#### Problem statement
Omit any picture, and return the remaining data exactly as written.

#####

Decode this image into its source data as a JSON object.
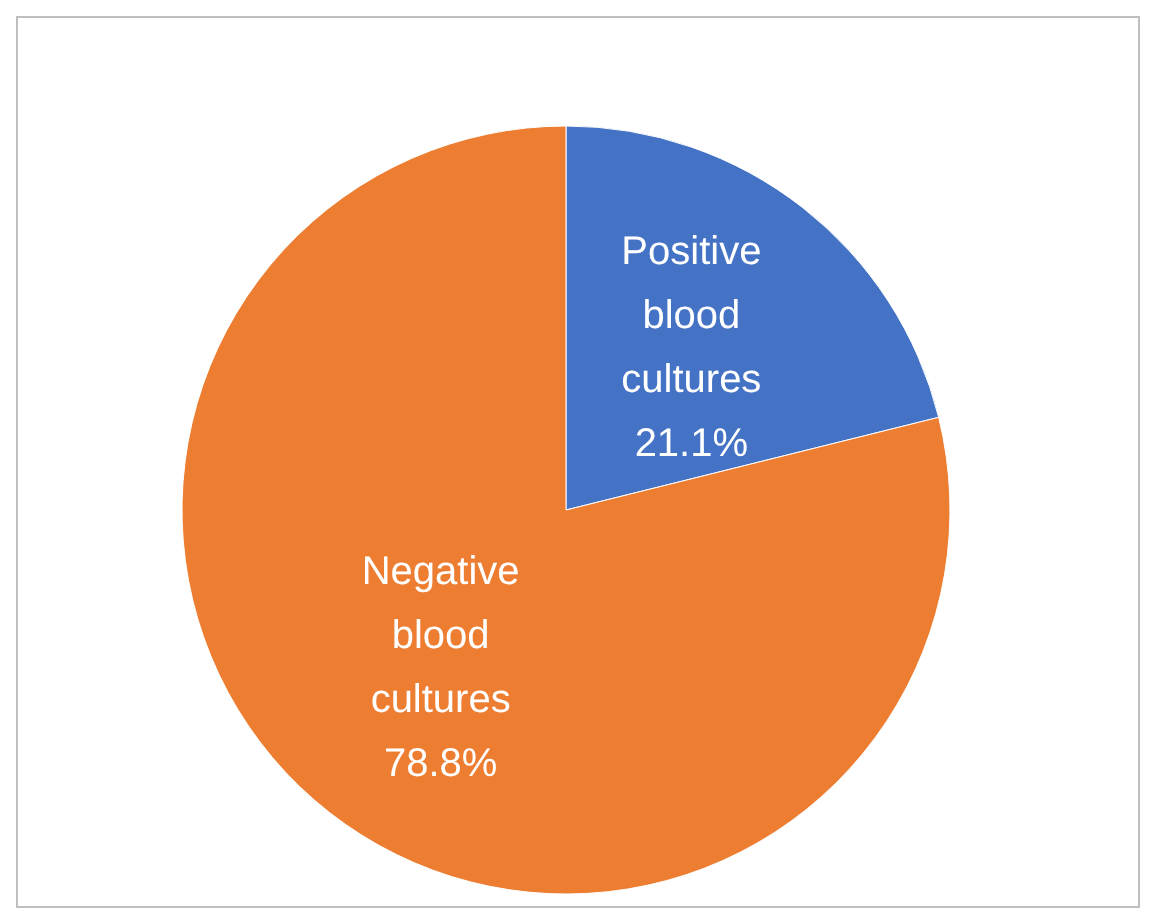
{
  "chart_data": {
    "type": "pie",
    "categories": [
      "Positive blood cultures",
      "Negative blood cultures"
    ],
    "values": [
      21.1,
      78.8
    ],
    "colors": [
      "#4472c4",
      "#ed7d31"
    ],
    "value_labels": [
      "21.1%",
      "78.8%"
    ]
  }
}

#####

#### Task result
Decode this image into its source data as a JSON object.
{
  "chart_data": {
    "type": "pie",
    "categories": [
      "Positive blood cultures",
      "Negative blood cultures"
    ],
    "values": [
      21.1,
      78.8
    ],
    "colors": [
      "#4472c4",
      "#ed7d31"
    ],
    "value_labels": [
      "21.1%",
      "78.8%"
    ]
  }
}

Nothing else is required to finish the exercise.